◆ **Problem details**: Scan the records below. List lines holding "from".

◆ **Listing**:
════
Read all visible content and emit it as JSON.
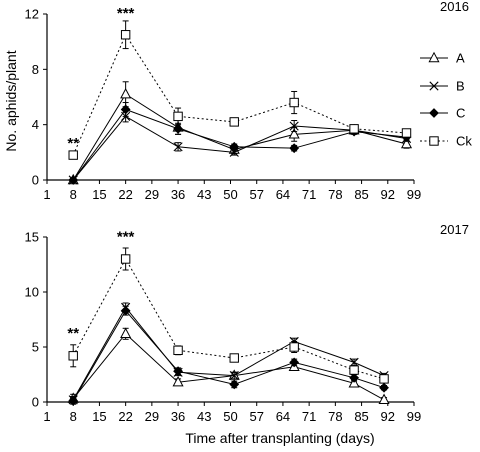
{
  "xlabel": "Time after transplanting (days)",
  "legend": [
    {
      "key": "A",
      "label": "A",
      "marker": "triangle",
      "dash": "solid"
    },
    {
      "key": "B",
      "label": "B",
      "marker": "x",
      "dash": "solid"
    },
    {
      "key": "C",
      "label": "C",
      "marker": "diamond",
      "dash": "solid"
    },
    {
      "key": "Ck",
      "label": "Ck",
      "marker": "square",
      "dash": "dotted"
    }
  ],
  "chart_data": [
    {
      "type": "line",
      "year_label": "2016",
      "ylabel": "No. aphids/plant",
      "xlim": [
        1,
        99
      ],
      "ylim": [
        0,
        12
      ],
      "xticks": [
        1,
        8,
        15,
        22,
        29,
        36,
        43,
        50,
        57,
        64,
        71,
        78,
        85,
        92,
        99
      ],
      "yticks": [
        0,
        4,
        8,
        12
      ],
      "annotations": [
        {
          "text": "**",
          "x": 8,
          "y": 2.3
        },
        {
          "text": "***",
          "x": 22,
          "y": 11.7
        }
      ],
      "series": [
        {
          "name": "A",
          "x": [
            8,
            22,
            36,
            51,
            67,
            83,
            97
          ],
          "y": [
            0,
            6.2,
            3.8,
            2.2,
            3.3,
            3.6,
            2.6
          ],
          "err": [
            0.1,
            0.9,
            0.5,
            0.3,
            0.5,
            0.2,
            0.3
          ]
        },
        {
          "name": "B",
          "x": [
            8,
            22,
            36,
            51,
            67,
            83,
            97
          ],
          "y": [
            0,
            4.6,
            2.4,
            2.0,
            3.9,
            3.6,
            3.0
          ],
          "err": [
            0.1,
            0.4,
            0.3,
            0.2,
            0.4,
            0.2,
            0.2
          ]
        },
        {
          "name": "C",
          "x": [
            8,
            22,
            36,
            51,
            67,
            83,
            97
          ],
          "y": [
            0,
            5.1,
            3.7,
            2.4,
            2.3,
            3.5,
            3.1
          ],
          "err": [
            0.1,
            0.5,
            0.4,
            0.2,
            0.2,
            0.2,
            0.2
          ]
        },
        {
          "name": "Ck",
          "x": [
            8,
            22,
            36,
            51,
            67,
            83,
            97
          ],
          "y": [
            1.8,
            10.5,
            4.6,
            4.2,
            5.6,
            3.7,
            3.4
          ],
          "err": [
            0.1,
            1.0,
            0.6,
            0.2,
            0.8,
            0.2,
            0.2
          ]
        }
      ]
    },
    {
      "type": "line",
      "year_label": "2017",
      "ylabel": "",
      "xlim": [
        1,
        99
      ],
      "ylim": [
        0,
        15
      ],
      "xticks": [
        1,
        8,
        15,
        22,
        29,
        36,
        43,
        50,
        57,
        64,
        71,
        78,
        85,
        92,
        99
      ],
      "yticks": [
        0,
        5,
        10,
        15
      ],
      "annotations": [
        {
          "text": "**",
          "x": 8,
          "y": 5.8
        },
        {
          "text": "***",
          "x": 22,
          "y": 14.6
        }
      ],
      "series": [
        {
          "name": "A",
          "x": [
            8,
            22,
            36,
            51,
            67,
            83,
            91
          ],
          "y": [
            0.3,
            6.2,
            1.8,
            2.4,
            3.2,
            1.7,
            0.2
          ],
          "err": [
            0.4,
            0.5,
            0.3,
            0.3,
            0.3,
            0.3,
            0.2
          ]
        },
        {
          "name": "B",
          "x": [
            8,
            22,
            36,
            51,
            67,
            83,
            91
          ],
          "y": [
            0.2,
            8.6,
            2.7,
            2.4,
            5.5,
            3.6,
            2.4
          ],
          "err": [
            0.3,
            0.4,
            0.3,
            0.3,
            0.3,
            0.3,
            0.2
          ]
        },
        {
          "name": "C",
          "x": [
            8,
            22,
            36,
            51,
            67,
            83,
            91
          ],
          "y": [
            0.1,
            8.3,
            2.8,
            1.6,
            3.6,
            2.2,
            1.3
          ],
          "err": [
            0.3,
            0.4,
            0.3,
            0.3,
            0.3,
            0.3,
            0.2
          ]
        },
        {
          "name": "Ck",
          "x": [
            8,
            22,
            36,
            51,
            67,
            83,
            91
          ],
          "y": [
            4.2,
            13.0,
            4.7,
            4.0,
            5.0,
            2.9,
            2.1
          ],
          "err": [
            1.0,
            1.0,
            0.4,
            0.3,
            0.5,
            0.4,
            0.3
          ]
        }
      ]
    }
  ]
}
════
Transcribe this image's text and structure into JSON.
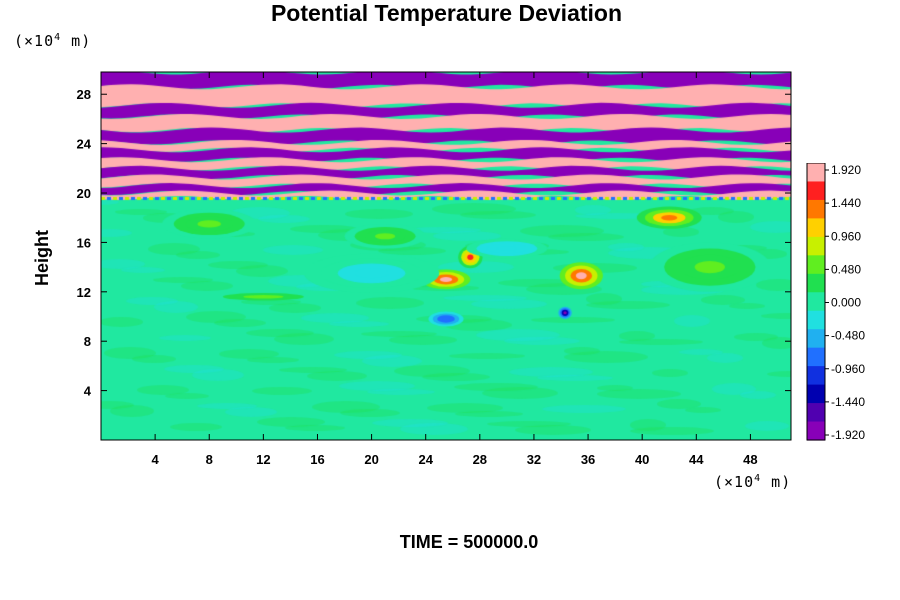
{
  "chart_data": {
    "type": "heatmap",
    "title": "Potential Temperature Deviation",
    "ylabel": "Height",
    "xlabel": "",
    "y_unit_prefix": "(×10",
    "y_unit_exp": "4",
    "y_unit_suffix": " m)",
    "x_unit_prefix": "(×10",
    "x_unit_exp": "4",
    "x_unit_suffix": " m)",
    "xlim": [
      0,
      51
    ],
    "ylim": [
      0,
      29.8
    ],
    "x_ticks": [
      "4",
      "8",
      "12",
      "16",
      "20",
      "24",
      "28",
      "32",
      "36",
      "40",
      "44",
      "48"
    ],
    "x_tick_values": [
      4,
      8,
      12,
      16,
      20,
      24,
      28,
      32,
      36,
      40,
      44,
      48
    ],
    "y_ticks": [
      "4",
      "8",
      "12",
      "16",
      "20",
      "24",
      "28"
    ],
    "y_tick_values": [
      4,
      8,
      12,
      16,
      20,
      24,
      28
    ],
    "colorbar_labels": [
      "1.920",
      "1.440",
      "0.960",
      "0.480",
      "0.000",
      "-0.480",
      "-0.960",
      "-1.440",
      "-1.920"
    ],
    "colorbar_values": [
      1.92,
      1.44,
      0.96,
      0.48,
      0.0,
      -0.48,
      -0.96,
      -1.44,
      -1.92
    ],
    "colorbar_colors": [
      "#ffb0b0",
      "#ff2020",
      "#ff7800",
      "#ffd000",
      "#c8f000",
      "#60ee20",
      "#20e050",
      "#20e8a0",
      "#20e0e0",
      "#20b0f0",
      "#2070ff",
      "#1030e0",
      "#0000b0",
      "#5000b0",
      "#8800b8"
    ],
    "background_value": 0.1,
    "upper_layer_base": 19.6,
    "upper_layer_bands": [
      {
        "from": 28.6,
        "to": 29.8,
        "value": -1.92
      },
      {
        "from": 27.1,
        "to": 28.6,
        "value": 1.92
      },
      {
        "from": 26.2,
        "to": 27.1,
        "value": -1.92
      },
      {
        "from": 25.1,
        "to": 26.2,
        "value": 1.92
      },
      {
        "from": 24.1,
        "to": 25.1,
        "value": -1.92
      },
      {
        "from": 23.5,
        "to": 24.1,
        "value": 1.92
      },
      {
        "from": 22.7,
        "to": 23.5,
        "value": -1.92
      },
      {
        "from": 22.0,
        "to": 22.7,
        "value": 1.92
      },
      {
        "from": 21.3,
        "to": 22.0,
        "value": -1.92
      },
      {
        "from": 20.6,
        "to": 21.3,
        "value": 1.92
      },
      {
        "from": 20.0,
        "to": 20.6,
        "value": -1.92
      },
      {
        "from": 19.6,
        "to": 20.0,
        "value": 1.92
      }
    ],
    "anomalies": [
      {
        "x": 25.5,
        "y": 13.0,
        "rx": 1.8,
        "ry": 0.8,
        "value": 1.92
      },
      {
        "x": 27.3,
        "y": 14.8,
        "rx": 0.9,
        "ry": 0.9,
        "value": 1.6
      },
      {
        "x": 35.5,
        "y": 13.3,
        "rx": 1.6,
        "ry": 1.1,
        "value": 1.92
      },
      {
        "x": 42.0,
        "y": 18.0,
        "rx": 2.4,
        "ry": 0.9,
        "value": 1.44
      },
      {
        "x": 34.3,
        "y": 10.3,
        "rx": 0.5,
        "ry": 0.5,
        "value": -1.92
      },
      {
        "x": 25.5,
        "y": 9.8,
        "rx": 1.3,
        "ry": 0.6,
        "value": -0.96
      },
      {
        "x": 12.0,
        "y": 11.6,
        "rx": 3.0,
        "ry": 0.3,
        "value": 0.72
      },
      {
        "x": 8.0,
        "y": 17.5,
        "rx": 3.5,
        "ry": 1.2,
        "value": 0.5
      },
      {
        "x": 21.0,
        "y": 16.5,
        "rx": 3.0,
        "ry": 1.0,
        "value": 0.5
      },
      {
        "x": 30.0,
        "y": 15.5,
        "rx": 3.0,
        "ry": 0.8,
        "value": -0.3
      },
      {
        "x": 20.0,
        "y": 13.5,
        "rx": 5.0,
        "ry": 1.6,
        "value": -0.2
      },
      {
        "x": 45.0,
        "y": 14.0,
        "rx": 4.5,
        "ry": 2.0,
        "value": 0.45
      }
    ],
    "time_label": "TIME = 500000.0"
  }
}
════
◆ **Response**:
        "from": 28.6,
        "from": 27.1,
        "from": 26.2,
        "from": 25.1,
        "from": 24.1,
        "from": 23.5,
        "from": 22.7,
        "from": 22.0,
        "from": 21.3,
        "from": 20.6,
        "from": 20.0,
        "from": 19.6,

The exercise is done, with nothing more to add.